- Directive
Exactly as written, retype the listing below, omitting the pictures.

- Given data
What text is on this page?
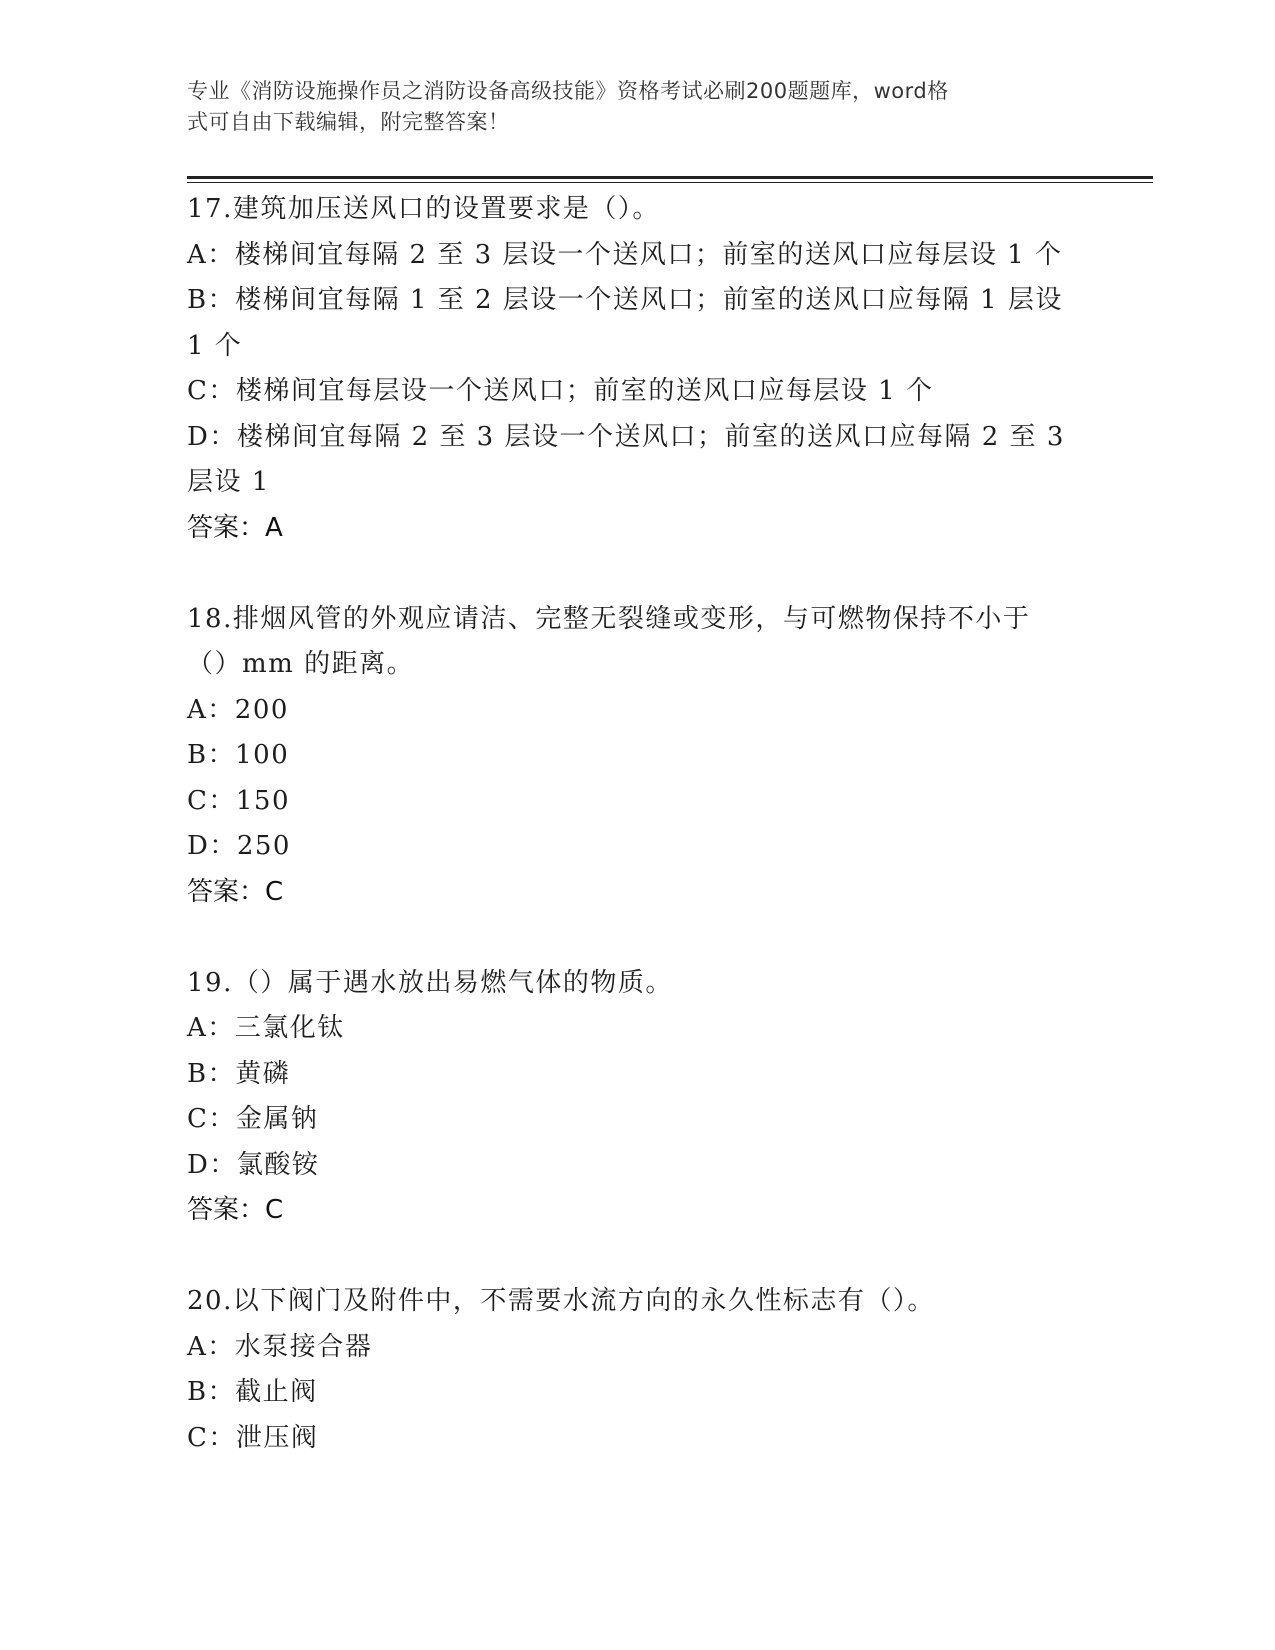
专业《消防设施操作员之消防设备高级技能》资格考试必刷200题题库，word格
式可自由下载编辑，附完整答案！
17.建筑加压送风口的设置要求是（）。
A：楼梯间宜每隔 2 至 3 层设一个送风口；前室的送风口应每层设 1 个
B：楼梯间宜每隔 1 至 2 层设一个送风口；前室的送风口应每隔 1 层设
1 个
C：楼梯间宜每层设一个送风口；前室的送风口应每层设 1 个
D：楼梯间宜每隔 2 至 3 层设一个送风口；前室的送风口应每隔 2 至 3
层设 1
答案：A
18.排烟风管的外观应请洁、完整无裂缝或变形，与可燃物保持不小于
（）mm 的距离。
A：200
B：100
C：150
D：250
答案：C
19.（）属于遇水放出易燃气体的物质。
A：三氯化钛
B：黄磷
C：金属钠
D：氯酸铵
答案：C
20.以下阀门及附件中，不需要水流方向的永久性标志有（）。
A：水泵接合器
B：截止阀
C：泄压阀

- Finished task
What text is on this page?
专业《消防设施操作员之消防设备高级技能》资格考试必刷200题题库，word格
式可自由下载编辑，附完整答案！
17.建筑加压送风口的设置要求是（）。
A：楼梯间宜每隔 2 至 3 层设一个送风口；前室的送风口应每层设 1 个
B：楼梯间宜每隔 1 至 2 层设一个送风口；前室的送风口应每隔 1 层设
1 个
C：楼梯间宜每层设一个送风口；前室的送风口应每层设 1 个
D：楼梯间宜每隔 2 至 3 层设一个送风口；前室的送风口应每隔 2 至 3
层设 1
答案：A
18.排烟风管的外观应请洁、完整无裂缝或变形，与可燃物保持不小于
（）mm 的距离。
A：200
B：100
C：150
D：250
答案：C
19.（）属于遇水放出易燃气体的物质。
A：三氯化钛
B：黄磷
C：金属钠
D：氯酸铵
答案：C
20.以下阀门及附件中，不需要水流方向的永久性标志有（）。
A：水泵接合器
B：截止阀
C：泄压阀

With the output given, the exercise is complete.